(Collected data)
_ _ _ _ _
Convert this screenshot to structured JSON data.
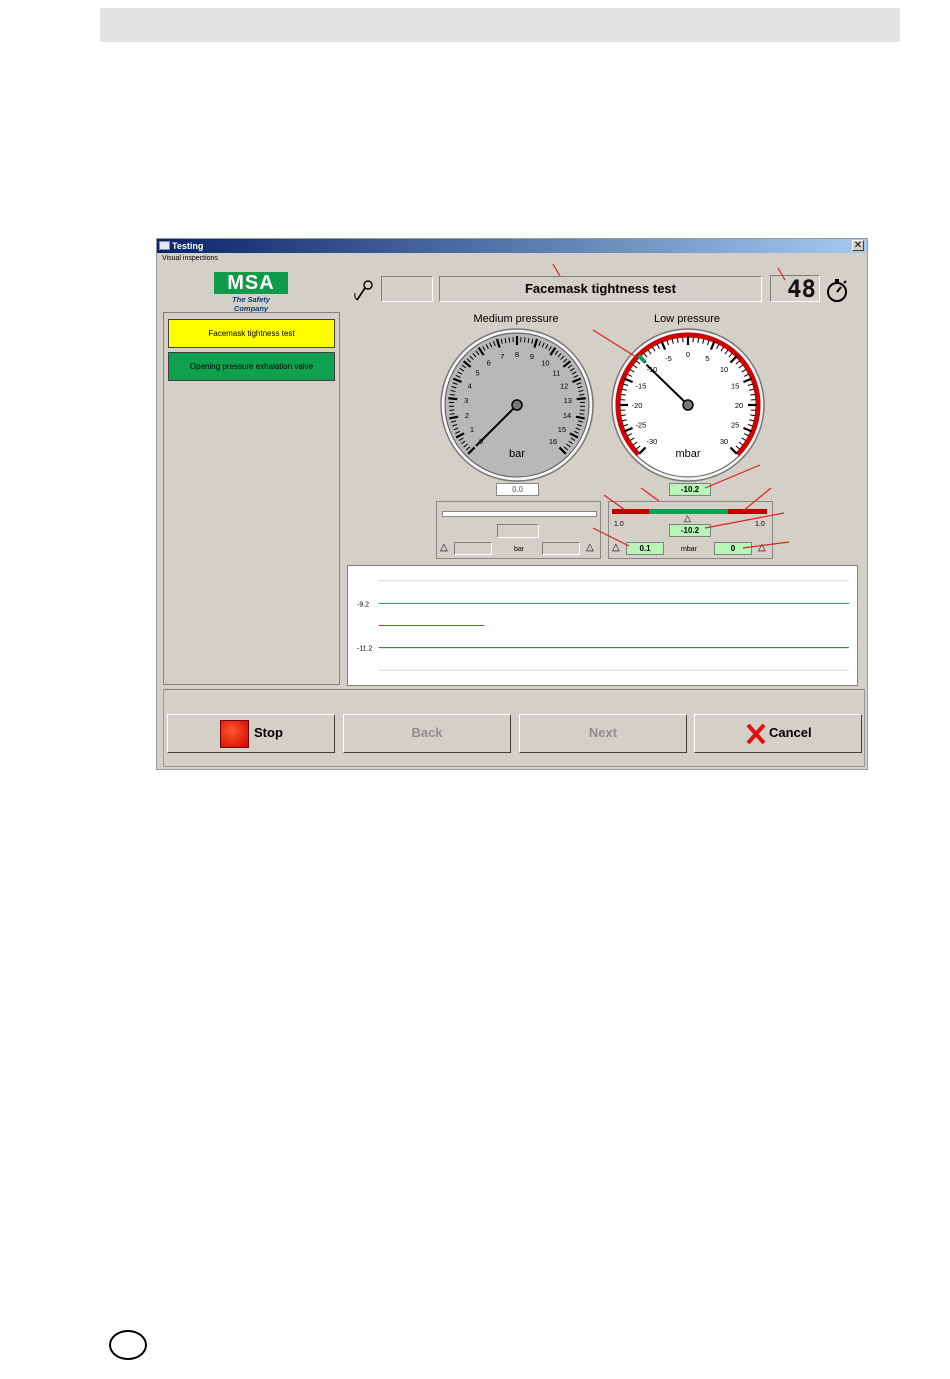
{
  "window": {
    "title": "Testing",
    "menu": [
      "Visual inspections"
    ]
  },
  "logo": {
    "text": "MSA",
    "tagline": "The Safety Company"
  },
  "header": {
    "test_title": "Facemask tightness test",
    "timer": "48"
  },
  "steps": [
    {
      "label": "Facemask tightness test",
      "color": "#ffff00"
    },
    {
      "label": "Opening pressure exhalation valve",
      "color": "#10a050"
    }
  ],
  "medium_gauge": {
    "title": "Medium pressure",
    "unit": "bar",
    "ticks": [
      "0",
      "1",
      "2",
      "3",
      "4",
      "5",
      "6",
      "7",
      "8",
      "9",
      "10",
      "11",
      "12",
      "13",
      "14",
      "15",
      "16"
    ],
    "needle_value": 0,
    "reading": "0.0",
    "panel_unit": "bar"
  },
  "low_gauge": {
    "title": "Low pressure",
    "unit": "mbar",
    "ticks": [
      "-30",
      "-25",
      "-20",
      "-15",
      "-10",
      "-5",
      "0",
      "5",
      "10",
      "15",
      "20",
      "25",
      "30"
    ],
    "needle_value": -10.2,
    "reading": "-10.2",
    "bar_reading": "-10.2",
    "left_limit": "1.0",
    "right_limit": "1.0",
    "delta_left": "0.1",
    "delta_right": "0",
    "panel_unit": "mbar"
  },
  "chart_data": {
    "type": "line",
    "y_labels": [
      "-9.2",
      "-11.2"
    ],
    "series": [
      {
        "values": [
          -9.2,
          -9.2
        ],
        "color": "#2e8b57"
      },
      {
        "values": [
          -11.2,
          -11.2
        ],
        "color": "#1a6e3a"
      },
      {
        "values": [
          -10.2,
          -10.2
        ],
        "color": "#e03030"
      }
    ]
  },
  "buttons": {
    "stop": "Stop",
    "back": "Back",
    "next": "Next",
    "cancel": "Cancel"
  },
  "colors": {
    "accent_green": "#10a050",
    "highlight_yellow": "#ffff00",
    "warning_red": "#d00000"
  }
}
_ _ _ _ _
WRITTEN PROBLEM ▸
From the entries above, copy every line containing the word "pressure".

FINISHED TASK ▸
      "label": "Opening pressure exhalation valve",
    "title": "Medium pressure",
    "title": "Low pressure",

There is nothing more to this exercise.